■ **Your instructions**:
Answer with a number only: how many lines of the data contain "this"?

============================================================

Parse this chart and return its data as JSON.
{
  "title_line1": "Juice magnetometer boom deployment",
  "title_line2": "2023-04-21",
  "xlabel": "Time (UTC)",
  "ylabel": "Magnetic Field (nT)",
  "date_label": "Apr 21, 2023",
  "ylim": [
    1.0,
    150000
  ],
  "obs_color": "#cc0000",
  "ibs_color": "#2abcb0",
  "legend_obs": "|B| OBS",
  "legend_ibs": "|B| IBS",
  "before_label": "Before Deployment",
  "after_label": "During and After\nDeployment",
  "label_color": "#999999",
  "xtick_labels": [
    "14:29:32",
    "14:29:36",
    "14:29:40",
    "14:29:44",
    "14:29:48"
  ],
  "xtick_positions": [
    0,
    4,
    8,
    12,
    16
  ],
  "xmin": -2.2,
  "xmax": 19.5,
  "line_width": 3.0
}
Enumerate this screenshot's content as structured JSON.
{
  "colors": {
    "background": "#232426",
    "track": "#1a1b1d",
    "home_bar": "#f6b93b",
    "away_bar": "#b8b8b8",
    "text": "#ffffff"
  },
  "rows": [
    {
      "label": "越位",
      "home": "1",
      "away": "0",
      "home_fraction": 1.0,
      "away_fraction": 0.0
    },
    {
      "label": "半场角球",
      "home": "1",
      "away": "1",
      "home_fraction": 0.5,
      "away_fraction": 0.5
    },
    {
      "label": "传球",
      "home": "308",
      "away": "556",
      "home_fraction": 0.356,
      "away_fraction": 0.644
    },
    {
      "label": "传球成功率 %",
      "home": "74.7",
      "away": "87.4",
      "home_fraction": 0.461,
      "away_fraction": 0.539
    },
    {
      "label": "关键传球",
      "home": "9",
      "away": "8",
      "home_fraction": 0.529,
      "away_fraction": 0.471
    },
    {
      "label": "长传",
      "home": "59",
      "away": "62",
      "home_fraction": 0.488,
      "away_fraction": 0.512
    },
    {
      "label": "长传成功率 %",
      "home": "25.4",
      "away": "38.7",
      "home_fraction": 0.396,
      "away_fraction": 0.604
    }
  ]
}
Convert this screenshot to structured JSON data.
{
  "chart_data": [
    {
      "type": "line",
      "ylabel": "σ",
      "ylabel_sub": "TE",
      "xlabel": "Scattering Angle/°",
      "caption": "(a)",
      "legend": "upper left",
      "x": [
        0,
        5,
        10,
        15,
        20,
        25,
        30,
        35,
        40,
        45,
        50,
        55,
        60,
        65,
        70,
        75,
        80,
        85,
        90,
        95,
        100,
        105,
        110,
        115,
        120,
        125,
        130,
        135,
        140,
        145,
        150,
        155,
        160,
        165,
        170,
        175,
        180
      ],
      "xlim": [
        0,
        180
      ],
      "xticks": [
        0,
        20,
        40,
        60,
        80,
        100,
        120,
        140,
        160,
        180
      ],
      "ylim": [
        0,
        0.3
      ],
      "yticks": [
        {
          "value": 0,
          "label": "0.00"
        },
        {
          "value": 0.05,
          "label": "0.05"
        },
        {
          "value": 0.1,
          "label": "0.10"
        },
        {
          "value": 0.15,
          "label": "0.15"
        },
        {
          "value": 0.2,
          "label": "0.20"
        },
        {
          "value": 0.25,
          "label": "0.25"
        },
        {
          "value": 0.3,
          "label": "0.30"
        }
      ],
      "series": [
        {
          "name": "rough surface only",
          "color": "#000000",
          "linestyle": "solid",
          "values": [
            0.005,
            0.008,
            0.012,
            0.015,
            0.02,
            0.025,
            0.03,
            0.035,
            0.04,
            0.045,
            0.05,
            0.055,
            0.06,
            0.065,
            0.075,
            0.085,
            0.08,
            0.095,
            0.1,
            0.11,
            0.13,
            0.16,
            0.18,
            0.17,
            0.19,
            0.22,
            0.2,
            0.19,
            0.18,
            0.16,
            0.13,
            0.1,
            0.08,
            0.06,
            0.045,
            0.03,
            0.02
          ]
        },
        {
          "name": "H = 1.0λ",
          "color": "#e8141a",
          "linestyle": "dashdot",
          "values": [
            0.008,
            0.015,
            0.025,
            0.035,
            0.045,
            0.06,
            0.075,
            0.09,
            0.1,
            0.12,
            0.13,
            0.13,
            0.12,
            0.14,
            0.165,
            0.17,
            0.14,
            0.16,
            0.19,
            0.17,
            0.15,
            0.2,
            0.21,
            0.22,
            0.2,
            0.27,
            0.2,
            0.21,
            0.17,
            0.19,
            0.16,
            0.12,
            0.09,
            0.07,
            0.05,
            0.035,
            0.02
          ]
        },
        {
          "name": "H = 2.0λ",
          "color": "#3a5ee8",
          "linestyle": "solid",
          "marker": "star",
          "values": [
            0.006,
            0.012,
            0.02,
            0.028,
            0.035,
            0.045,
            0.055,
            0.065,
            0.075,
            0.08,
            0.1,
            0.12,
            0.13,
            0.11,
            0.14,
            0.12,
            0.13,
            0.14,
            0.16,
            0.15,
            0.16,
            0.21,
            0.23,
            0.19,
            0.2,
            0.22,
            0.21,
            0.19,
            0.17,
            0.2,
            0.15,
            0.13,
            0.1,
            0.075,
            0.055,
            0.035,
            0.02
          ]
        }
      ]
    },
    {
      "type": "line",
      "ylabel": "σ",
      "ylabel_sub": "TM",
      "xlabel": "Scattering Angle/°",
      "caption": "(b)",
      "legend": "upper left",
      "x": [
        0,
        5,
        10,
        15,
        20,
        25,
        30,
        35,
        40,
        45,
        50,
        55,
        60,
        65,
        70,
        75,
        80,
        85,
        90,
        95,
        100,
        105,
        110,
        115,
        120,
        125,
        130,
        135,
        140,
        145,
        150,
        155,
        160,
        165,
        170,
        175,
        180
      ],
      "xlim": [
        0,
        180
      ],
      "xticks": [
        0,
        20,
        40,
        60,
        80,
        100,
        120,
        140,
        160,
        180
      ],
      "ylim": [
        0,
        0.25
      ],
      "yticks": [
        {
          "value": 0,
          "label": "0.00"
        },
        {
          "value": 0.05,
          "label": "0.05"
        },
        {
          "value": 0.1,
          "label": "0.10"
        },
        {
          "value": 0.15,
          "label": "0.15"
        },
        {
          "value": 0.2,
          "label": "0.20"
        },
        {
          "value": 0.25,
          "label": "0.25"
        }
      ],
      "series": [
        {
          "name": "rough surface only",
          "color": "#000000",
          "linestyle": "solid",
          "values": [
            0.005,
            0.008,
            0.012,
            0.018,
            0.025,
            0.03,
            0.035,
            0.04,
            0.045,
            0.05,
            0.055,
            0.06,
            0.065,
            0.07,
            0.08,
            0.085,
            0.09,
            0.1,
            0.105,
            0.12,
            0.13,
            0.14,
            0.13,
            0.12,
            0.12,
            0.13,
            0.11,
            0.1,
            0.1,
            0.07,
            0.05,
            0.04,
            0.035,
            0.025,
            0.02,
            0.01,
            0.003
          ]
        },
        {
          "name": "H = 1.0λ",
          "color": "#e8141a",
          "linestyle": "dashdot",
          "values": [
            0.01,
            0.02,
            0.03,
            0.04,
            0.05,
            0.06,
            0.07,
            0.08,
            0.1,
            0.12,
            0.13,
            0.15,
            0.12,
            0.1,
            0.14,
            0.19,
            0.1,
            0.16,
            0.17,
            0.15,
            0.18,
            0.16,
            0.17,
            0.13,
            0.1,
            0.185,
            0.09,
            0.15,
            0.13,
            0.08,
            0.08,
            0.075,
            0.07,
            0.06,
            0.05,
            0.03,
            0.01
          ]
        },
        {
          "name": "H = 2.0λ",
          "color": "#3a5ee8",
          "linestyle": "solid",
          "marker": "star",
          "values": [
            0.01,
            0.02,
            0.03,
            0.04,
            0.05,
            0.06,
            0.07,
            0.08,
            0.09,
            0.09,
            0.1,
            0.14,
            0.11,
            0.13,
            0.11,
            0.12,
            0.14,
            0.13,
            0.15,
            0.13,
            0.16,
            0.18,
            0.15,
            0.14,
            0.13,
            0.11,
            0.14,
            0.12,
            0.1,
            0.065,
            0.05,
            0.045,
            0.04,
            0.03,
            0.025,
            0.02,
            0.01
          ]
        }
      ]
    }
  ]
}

============================================================

■ **Answer in full**:
3